# WHAT YOU NEED TO DO
Copy each line exactly. Drop every picture.

--- start of ENTRIES PROVIDED ---

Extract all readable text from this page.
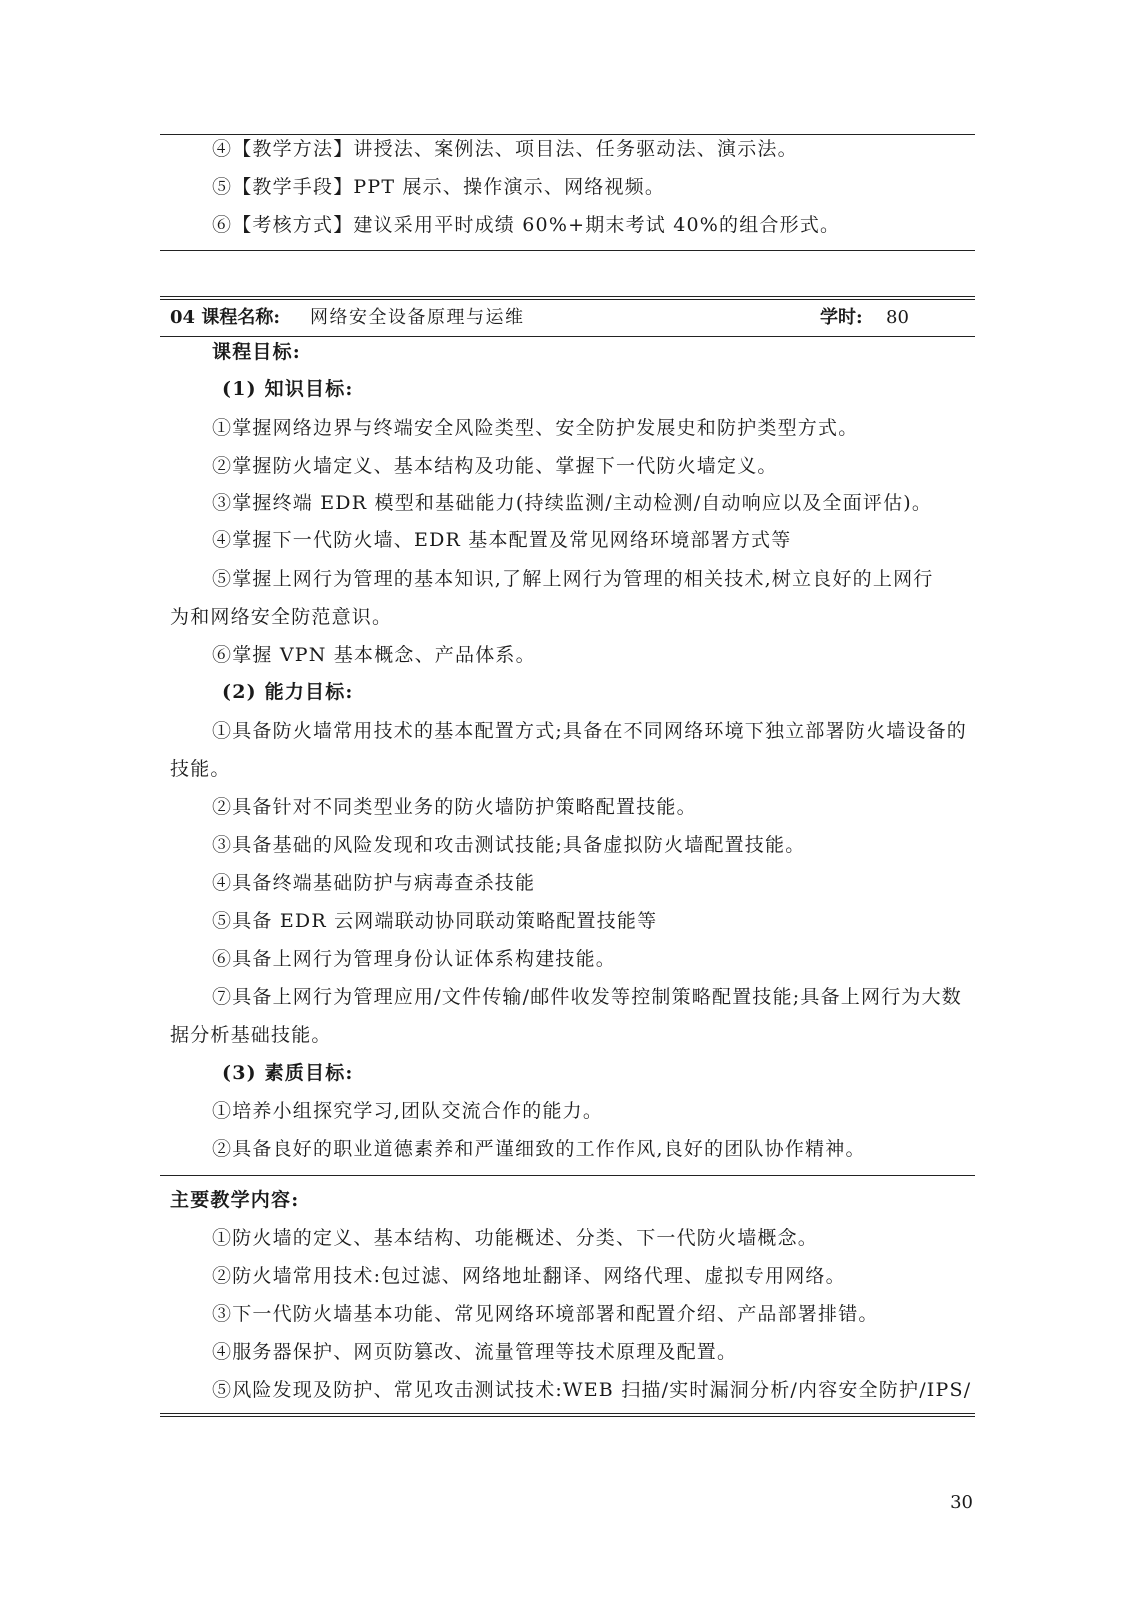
④【教学方法】讲授法、案例法、项目法、任务驱动法、演示法。
⑤【教学手段】PPT 展示、操作演示、网络视频。
⑥【考核方式】建议采用平时成绩 60%+期末考试 40%的组合形式。
04 课程名称: 网络安全设备原理与运维	学时: 80
课程目标:
(1) 知识目标:
①掌握网络边界与终端安全风险类型、安全防护发展史和防护类型方式。
②掌握防火墙定义、基本结构及功能、掌握下一代防火墙定义。
③掌握终端 EDR 模型和基础能力(持续监测/主动检测/自动响应以及全面评估)。
④掌握下一代防火墙、EDR 基本配置及常见网络环境部署方式等
⑤掌握上网行为管理的基本知识,了解上网行为管理的相关技术,树立良好的上网行
为和网络安全防范意识。
⑥掌握 VPN 基本概念、产品体系。
(2) 能力目标:
①具备防火墙常用技术的基本配置方式;具备在不同网络环境下独立部署防火墙设备的
技能。
②具备针对不同类型业务的防火墙防护策略配置技能。
③具备基础的风险发现和攻击测试技能;具备虚拟防火墙配置技能。
④具备终端基础防护与病毒查杀技能
⑤具备 EDR 云网端联动协同联动策略配置技能等
⑥具备上网行为管理身份认证体系构建技能。
⑦具备上网行为管理应用/文件传输/邮件收发等控制策略配置技能;具备上网行为大数
据分析基础技能。
(3) 素质目标:
①培养小组探究学习,团队交流合作的能力。
②具备良好的职业道德素养和严谨细致的工作作风,良好的团队协作精神。
主要教学内容:
①防火墙的定义、基本结构、功能概述、分类、下一代防火墙概念。
②防火墙常用技术:包过滤、网络地址翻译、网络代理、虚拟专用网络。
③下一代防火墙基本功能、常见网络环境部署和配置介绍、产品部署排错。
④服务器保护、网页防篡改、流量管理等技术原理及配置。
⑤风险发现及防护、常见攻击测试技术:WEB 扫描/实时漏洞分析/内容安全防护/IPS/
30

--- end of ENTRIES PROVIDED ---

# FINAL RESULT
Extract all readable text from this page.
④【教学方法】讲授法、案例法、项目法、任务驱动法、演示法。
⑤【教学手段】PPT 展示、操作演示、网络视频。
⑥【考核方式】建议采用平时成绩 60%+期末考试 40%的组合形式。
04 课程名称: 网络安全设备原理与运维	学时: 80
课程目标:
(1) 知识目标:
①掌握网络边界与终端安全风险类型、安全防护发展史和防护类型方式。
②掌握防火墙定义、基本结构及功能、掌握下一代防火墙定义。
③掌握终端 EDR 模型和基础能力(持续监测/主动检测/自动响应以及全面评估)。
④掌握下一代防火墙、EDR 基本配置及常见网络环境部署方式等
⑤掌握上网行为管理的基本知识,了解上网行为管理的相关技术,树立良好的上网行
为和网络安全防范意识。
⑥掌握 VPN 基本概念、产品体系。
(2) 能力目标:
①具备防火墙常用技术的基本配置方式;具备在不同网络环境下独立部署防火墙设备的
技能。
②具备针对不同类型业务的防火墙防护策略配置技能。
③具备基础的风险发现和攻击测试技能;具备虚拟防火墙配置技能。
④具备终端基础防护与病毒查杀技能
⑤具备 EDR 云网端联动协同联动策略配置技能等
⑥具备上网行为管理身份认证体系构建技能。
⑦具备上网行为管理应用/文件传输/邮件收发等控制策略配置技能;具备上网行为大数
据分析基础技能。
(3) 素质目标:
①培养小组探究学习,团队交流合作的能力。
②具备良好的职业道德素养和严谨细致的工作作风,良好的团队协作精神。
主要教学内容:
①防火墙的定义、基本结构、功能概述、分类、下一代防火墙概念。
②防火墙常用技术:包过滤、网络地址翻译、网络代理、虚拟专用网络。
③下一代防火墙基本功能、常见网络环境部署和配置介绍、产品部署排错。
④服务器保护、网页防篡改、流量管理等技术原理及配置。
⑤风险发现及防护、常见攻击测试技术:WEB 扫描/实时漏洞分析/内容安全防护/IPS/
30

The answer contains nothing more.